--- Aim ---
Compute how many lines in the entries below contain "screenshot", and output nothing but the number.

--- Working data ---
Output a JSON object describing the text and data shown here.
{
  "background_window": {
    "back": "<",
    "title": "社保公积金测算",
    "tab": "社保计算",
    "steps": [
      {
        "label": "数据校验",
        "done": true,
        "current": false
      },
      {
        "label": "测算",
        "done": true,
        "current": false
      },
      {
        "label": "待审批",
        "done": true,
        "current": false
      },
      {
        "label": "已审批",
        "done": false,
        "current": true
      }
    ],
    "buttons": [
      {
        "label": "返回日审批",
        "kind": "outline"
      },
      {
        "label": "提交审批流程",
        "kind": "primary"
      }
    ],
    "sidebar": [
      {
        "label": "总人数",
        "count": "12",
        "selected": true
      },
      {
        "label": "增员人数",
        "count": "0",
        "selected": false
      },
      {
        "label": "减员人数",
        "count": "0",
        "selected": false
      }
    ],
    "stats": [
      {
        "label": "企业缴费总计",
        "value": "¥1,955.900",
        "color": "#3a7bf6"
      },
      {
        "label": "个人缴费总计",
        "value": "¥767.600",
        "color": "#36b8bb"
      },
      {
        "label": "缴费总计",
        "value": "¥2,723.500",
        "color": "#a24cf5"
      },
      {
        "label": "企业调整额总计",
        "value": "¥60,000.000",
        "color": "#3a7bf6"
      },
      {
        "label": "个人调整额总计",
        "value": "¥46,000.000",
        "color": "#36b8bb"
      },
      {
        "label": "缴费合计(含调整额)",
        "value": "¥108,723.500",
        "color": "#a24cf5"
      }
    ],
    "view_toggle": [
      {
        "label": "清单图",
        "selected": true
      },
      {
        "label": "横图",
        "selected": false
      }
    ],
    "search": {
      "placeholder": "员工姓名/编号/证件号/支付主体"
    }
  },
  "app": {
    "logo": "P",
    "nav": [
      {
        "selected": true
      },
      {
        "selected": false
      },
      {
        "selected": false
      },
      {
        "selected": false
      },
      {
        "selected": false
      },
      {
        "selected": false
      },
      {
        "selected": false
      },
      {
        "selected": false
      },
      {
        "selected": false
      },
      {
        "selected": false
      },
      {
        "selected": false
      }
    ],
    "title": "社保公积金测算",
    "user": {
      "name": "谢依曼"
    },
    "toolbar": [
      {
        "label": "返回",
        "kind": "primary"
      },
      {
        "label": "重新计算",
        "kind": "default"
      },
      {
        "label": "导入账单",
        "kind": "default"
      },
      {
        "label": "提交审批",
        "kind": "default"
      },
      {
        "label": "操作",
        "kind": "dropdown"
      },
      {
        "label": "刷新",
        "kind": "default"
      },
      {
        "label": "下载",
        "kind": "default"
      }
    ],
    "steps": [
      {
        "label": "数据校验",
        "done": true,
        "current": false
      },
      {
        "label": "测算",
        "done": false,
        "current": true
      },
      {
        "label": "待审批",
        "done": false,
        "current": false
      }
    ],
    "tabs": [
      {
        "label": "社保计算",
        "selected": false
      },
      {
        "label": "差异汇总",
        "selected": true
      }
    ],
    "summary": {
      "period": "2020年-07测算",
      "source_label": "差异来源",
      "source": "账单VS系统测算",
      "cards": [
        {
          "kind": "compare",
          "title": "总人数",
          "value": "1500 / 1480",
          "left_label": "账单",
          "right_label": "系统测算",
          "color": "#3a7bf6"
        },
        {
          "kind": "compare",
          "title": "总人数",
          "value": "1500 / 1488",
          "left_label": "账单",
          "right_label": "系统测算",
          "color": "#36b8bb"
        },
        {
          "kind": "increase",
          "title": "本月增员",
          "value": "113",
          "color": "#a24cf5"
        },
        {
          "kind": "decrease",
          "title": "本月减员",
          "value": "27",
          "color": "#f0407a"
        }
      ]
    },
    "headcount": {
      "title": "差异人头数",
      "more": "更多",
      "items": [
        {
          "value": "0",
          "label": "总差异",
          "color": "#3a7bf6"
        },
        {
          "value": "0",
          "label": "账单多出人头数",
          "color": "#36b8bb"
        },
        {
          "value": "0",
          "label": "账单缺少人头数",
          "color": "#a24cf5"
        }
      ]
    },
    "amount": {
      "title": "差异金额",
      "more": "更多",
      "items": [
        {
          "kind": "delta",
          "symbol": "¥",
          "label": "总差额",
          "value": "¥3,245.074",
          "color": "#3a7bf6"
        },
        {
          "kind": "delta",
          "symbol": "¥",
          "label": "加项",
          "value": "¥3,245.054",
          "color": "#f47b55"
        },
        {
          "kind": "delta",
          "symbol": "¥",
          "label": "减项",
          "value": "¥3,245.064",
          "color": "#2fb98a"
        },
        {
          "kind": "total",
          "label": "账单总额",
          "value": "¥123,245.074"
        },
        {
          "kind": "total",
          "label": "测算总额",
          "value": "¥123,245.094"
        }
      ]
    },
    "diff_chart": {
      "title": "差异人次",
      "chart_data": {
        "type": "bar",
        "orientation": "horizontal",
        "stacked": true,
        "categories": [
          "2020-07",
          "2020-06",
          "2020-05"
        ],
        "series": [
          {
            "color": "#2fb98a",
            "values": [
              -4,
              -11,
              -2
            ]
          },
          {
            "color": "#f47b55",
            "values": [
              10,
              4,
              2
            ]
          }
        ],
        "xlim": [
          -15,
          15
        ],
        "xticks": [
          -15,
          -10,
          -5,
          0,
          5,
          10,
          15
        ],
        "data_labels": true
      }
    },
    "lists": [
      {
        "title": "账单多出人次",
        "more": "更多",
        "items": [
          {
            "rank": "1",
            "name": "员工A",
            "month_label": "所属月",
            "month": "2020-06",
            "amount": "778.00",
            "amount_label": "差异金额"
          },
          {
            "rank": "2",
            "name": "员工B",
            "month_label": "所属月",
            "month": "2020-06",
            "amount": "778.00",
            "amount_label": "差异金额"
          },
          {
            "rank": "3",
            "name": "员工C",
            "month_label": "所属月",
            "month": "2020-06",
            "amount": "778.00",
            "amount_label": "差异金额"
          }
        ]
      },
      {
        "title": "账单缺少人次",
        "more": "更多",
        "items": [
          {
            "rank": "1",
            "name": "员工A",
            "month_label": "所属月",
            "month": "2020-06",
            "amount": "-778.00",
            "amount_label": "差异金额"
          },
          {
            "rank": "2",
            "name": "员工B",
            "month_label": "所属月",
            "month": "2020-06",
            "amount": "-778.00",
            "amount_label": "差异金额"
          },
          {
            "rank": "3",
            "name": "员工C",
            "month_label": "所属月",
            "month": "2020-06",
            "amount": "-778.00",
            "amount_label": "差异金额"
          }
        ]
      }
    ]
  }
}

---

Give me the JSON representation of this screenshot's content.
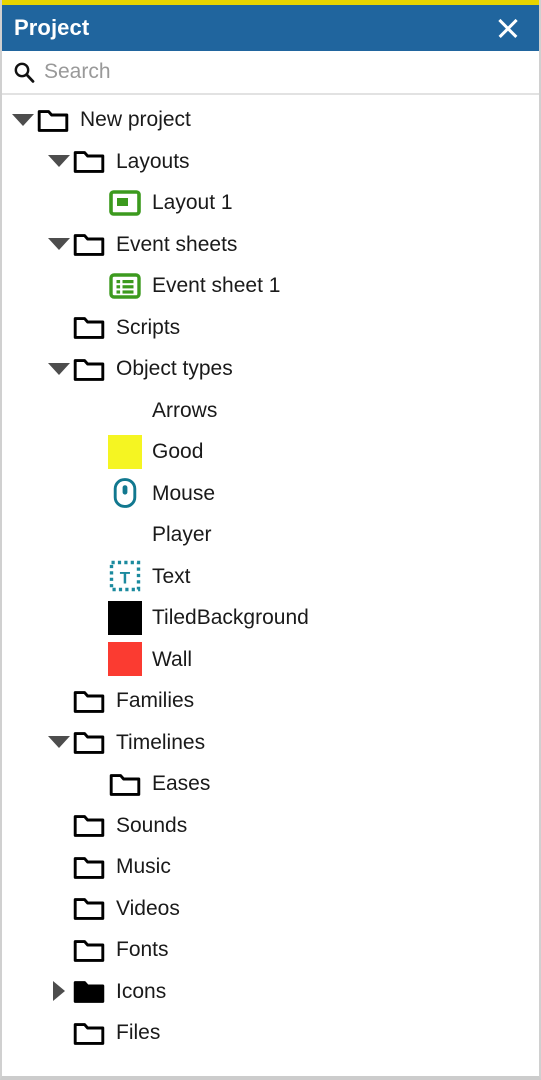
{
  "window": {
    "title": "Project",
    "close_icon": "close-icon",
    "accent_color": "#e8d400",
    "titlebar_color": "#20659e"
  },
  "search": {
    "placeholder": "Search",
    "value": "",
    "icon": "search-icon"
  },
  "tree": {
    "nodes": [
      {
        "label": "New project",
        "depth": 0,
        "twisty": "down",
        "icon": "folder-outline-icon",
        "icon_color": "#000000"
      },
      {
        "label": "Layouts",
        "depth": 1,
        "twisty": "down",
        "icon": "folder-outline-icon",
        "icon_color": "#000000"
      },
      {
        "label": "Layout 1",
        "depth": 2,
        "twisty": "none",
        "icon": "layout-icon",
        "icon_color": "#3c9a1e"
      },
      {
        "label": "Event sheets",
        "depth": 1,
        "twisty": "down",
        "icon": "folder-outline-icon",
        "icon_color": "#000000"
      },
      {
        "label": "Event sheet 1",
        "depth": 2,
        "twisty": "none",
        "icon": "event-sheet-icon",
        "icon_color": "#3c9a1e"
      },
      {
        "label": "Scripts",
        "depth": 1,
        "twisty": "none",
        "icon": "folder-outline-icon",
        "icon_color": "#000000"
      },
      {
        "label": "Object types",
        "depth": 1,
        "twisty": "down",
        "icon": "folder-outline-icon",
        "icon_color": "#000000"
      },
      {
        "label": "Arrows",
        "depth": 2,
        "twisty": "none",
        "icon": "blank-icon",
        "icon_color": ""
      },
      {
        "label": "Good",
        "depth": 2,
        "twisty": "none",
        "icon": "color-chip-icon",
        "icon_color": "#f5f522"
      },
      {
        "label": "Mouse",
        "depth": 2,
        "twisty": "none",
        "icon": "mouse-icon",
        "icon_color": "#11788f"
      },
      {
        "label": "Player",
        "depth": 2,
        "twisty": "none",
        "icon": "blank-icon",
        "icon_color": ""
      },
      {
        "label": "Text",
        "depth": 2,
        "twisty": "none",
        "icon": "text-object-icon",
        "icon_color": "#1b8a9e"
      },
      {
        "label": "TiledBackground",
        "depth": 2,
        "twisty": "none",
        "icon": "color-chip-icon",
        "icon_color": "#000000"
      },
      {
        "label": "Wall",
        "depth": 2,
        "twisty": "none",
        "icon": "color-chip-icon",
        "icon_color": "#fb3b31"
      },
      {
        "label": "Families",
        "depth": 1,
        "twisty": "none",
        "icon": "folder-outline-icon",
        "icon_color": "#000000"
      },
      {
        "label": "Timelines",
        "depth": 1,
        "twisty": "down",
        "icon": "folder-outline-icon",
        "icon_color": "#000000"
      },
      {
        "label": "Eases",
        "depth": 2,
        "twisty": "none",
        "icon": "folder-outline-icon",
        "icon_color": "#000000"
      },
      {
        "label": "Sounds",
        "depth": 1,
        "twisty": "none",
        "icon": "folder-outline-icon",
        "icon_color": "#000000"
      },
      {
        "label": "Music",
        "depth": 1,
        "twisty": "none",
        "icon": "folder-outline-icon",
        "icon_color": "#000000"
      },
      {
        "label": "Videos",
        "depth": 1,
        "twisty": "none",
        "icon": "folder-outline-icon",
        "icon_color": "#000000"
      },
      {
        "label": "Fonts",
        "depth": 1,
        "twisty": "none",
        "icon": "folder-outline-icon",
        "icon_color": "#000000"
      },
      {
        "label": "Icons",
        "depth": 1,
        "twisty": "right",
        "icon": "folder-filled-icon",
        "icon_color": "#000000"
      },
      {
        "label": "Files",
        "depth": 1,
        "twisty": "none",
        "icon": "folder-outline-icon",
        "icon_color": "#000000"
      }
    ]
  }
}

--

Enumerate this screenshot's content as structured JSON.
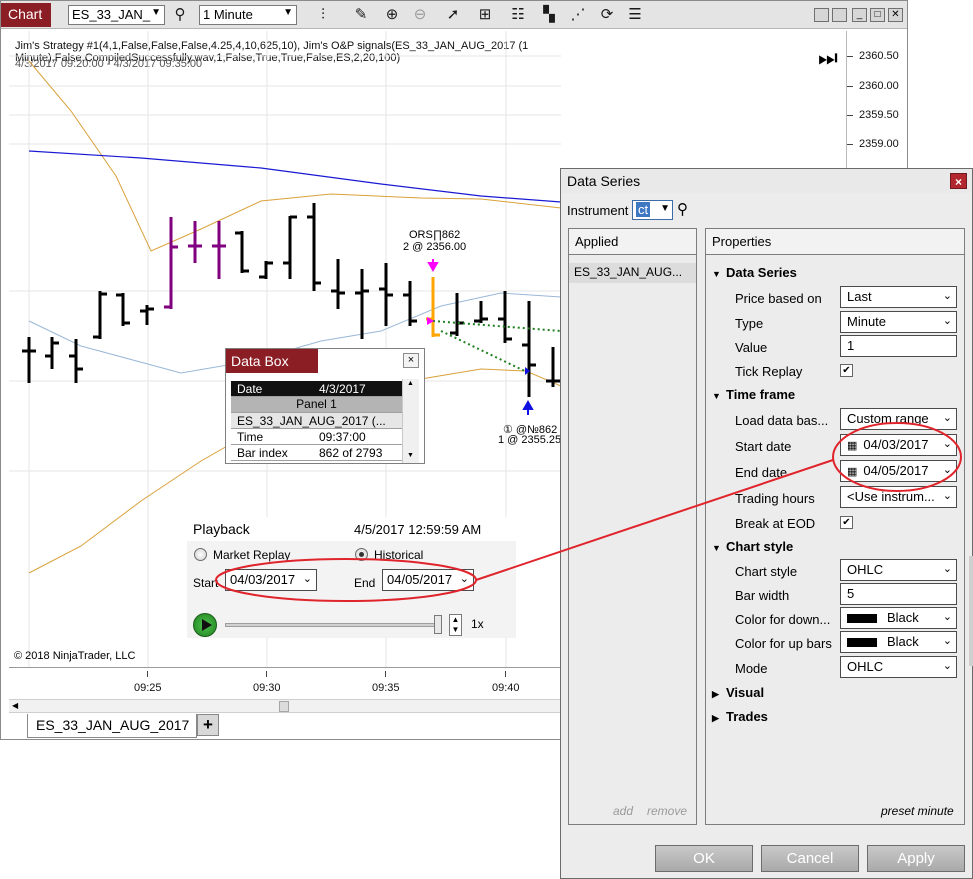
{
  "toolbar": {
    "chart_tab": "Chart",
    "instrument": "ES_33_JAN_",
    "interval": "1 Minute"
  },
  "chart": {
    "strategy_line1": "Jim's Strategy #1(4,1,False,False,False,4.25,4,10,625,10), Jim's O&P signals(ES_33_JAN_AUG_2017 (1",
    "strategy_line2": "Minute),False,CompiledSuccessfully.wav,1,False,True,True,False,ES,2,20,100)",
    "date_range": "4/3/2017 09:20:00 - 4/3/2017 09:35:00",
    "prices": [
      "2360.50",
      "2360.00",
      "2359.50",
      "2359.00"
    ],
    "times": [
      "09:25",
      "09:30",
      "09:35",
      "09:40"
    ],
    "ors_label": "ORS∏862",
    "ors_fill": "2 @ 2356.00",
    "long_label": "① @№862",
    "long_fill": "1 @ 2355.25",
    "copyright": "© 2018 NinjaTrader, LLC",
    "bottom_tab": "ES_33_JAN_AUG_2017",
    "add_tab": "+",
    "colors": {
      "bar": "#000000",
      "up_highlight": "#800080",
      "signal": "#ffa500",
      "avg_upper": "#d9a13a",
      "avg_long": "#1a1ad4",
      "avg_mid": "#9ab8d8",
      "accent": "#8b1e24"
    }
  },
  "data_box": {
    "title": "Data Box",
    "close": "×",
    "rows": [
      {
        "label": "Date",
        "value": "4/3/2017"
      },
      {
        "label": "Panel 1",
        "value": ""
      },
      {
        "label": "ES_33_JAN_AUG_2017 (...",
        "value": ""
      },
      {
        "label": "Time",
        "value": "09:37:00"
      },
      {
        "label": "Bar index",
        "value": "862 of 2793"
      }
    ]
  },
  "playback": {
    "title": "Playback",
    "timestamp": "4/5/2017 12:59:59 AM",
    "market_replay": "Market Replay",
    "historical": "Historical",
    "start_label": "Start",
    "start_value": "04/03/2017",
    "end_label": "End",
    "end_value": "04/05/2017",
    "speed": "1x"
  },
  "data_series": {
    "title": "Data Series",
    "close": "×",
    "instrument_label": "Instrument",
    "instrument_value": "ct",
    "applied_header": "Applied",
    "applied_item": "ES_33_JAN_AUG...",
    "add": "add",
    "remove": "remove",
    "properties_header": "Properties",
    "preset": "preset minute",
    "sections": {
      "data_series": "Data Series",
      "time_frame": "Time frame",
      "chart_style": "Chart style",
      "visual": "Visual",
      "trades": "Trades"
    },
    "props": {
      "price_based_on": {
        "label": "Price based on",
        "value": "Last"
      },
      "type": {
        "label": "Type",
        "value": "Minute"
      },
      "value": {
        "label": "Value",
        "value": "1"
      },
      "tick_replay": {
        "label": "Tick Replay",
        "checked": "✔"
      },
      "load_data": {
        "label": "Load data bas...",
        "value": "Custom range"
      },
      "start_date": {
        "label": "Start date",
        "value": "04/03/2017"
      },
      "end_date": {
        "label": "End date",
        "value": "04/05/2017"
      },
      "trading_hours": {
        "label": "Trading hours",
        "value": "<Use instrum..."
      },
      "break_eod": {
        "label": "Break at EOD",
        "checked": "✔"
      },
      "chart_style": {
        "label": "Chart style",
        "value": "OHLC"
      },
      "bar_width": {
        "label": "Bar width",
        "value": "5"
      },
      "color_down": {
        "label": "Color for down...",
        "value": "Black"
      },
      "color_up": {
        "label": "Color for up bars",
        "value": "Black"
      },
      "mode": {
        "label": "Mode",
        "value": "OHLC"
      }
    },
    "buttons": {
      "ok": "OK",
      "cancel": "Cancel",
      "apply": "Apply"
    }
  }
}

--- Full solution ---
2